(Dataset items)
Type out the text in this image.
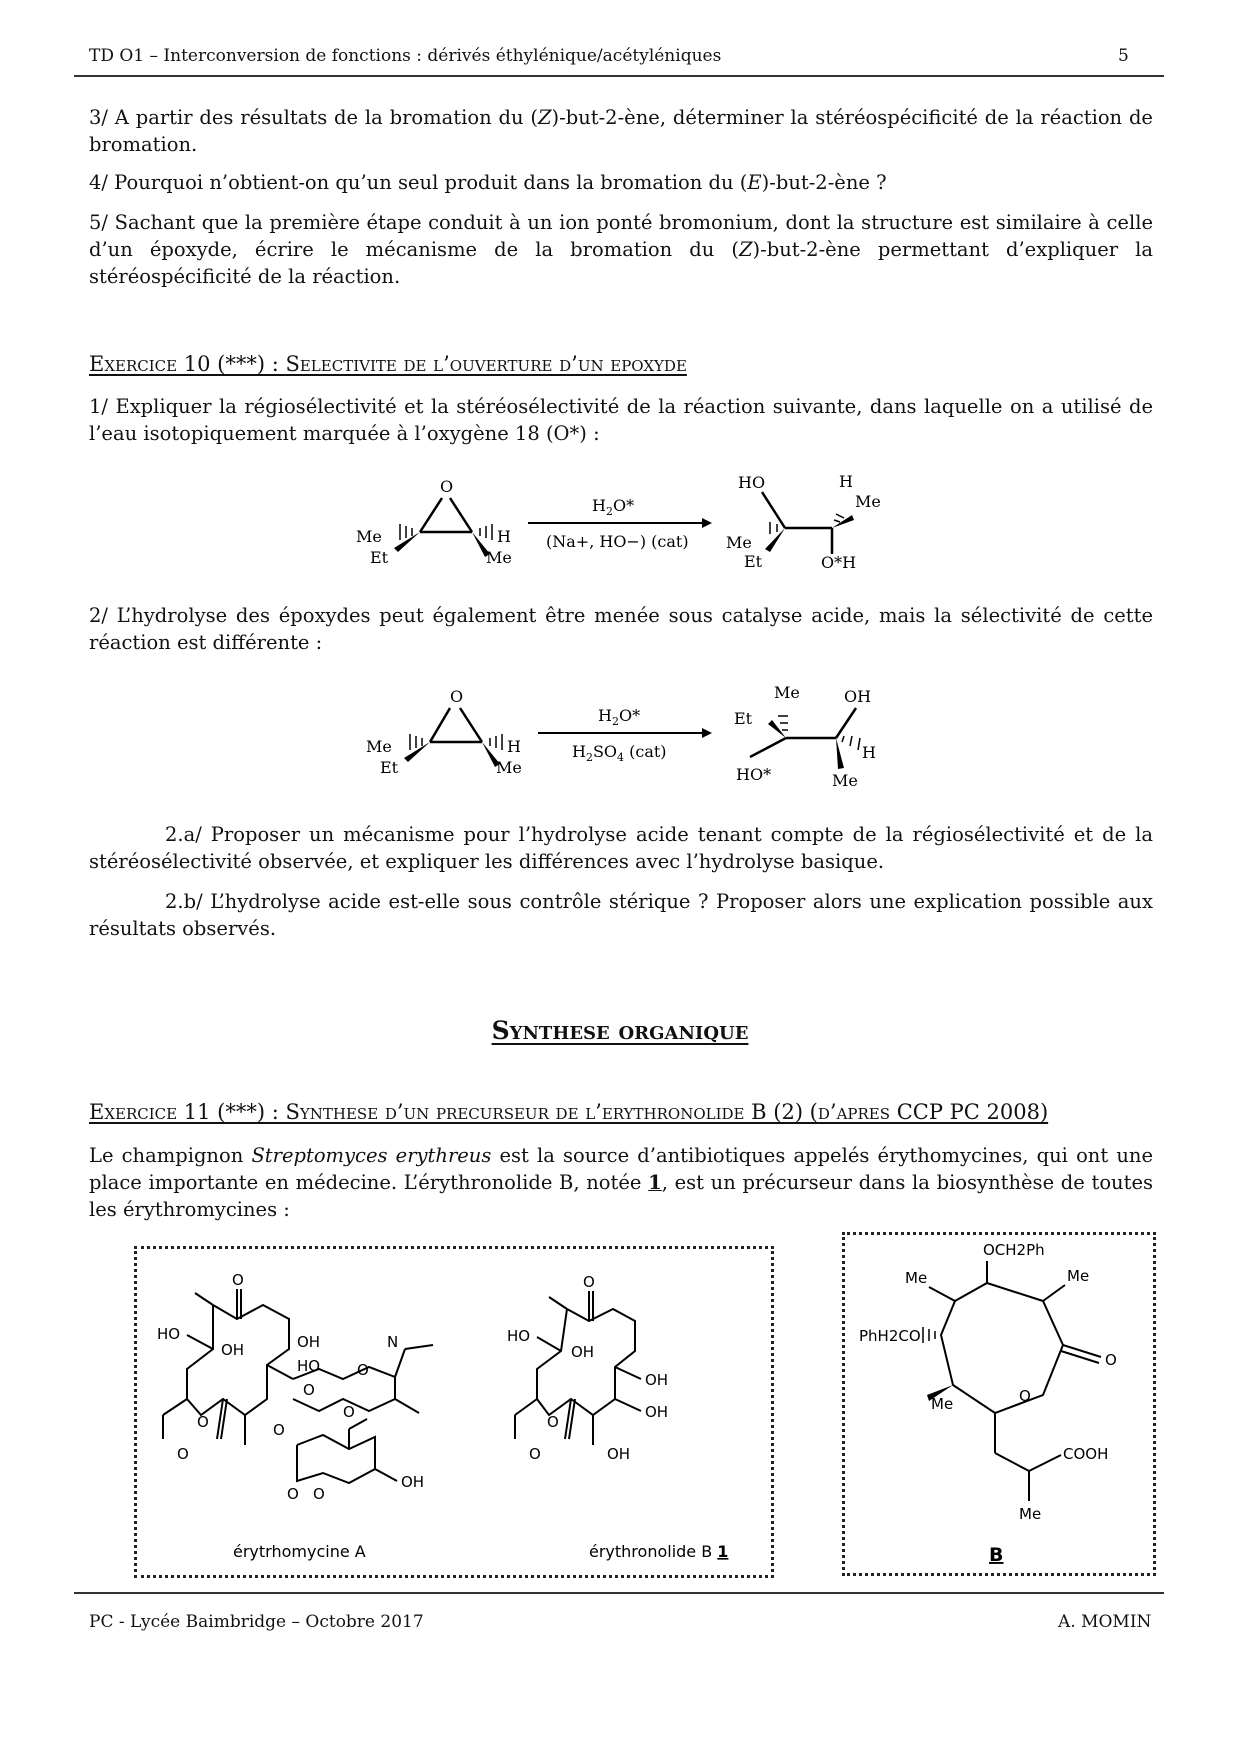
TD O1 – Interconversion de fonctions : dérivés éthylénique/acétyléniques	5
3/ A partir des résultats de la bromation du (Z)-but-2-ène, déterminer la stéréospécificité de la réaction de bromation.
4/ Pourquoi n’obtient-on qu’un seul produit dans la bromation du (E)-but-2-ène ?
5/ Sachant que la première étape conduit à un ion ponté bromonium, dont la structure est similaire à celle d’un époxyde, écrire le mécanisme de la bromation du (Z)-but-2-ène permettant d’expliquer la stéréospécificité de la réaction.
Exercice 10 (***) : Selectivite de l’ouverture d’un epoxyde
1/ Expliquer la régiosélectivité et la stéréosélectivité de la réaction suivante, dans laquelle on a utilisé de l’eau isotopiquement marquée à l’oxygène 18 (O*) :
O
Me
Et
H
Me
$H_2O*$
(Na+, HO−) (cat)
HO	H
Me
Me
Et	O*H
2/ L’hydrolyse des époxydes peut également être menée sous catalyse acide, mais la sélectivité de cette réaction est différente :
O
Me
Et
H
Me
$H_2O*$
$H_2SO_4$ (cat)
Me
Et
HO*
OH
H
Me
2.a/ Proposer un mécanisme pour l’hydrolyse acide tenant compte de la régiosélectivité et de la stéréosélectivité observée, et expliquer les différences avec l’hydrolyse basique.
2.b/ L’hydrolyse acide est-elle sous contrôle stérique ? Proposer alors une explication possible aux résultats observés.
Synthese organique
Exercice 11 (***) : Synthese d’un precurseur de l’erythronolide B (2) (d’apres CCP PC 2008)
Le champignon Streptomyces erythreus est la source d’antibiotiques appelés érythomycines, qui ont une place importante en médecine. L’érythronolide B, notée 1, est un précurseur dans la biosynthèse de toutes les érythromycines :
O
HO
OH	OH
HO
O
N
O
O
O
O
O
O
OH
O
O
HO
OH
OH
OH
OH
O
O
érytrhomycine A	érythronolide B 1
OCH2Ph
Me	Me
PhH2CO
Me	O
O
COOH
Me
B
PC - Lycée Baimbridge – Octobre 2017	A. MOMIN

## [Exercise goal]
Make an exact copy of every entry above, minus the images.

## [Task response]
Type out the text in this image.
TD O1 – Interconversion de fonctions : dérivés éthylénique/acétyléniques	5
3/ A partir des résultats de la bromation du (Z)-but-2-ène, déterminer la stéréospécificité de la réaction de bromation.
4/ Pourquoi n’obtient-on qu’un seul produit dans la bromation du (E)-but-2-ène ?
5/ Sachant que la première étape conduit à un ion ponté bromonium, dont la structure est similaire à celle d’un époxyde, écrire le mécanisme de la bromation du (Z)-but-2-ène permettant d’expliquer la stéréospécificité de la réaction.
Exercice 10 (***) : Selectivite de l’ouverture d’un epoxyde
1/ Expliquer la régiosélectivité et la stéréosélectivité de la réaction suivante, dans laquelle on a utilisé de l’eau isotopiquement marquée à l’oxygène 18 (O*) :
O
Me
Et
H
Me
$H_2O*$
(Na+, HO−) (cat)
HO	H
Me
Me
Et	O*H
2/ L’hydrolyse des époxydes peut également être menée sous catalyse acide, mais la sélectivité de cette réaction est différente :
O
Me
Et
H
Me
$H_2O*$
$H_2SO_4$ (cat)
Me
Et
HO*
OH
H
Me
2.a/ Proposer un mécanisme pour l’hydrolyse acide tenant compte de la régiosélectivité et de la stéréosélectivité observée, et expliquer les différences avec l’hydrolyse basique.
2.b/ L’hydrolyse acide est-elle sous contrôle stérique ? Proposer alors une explication possible aux résultats observés.
Synthese organique
Exercice 11 (***) : Synthese d’un precurseur de l’erythronolide B (2) (d’apres CCP PC 2008)
Le champignon Streptomyces erythreus est la source d’antibiotiques appelés érythomycines, qui ont une place importante en médecine. L’érythronolide B, notée 1, est un précurseur dans la biosynthèse de toutes les érythromycines :
O
HO
OH	OH
HO
O
N
O
O
O
O
O
O
OH
O
O
HO
OH
OH
OH
OH
O
O
érytrhomycine A	érythronolide B 1
OCH2Ph
Me	Me
PhH2CO
Me	O
O
COOH
Me
B
PC - Lycée Baimbridge – Octobre 2017	A. MOMIN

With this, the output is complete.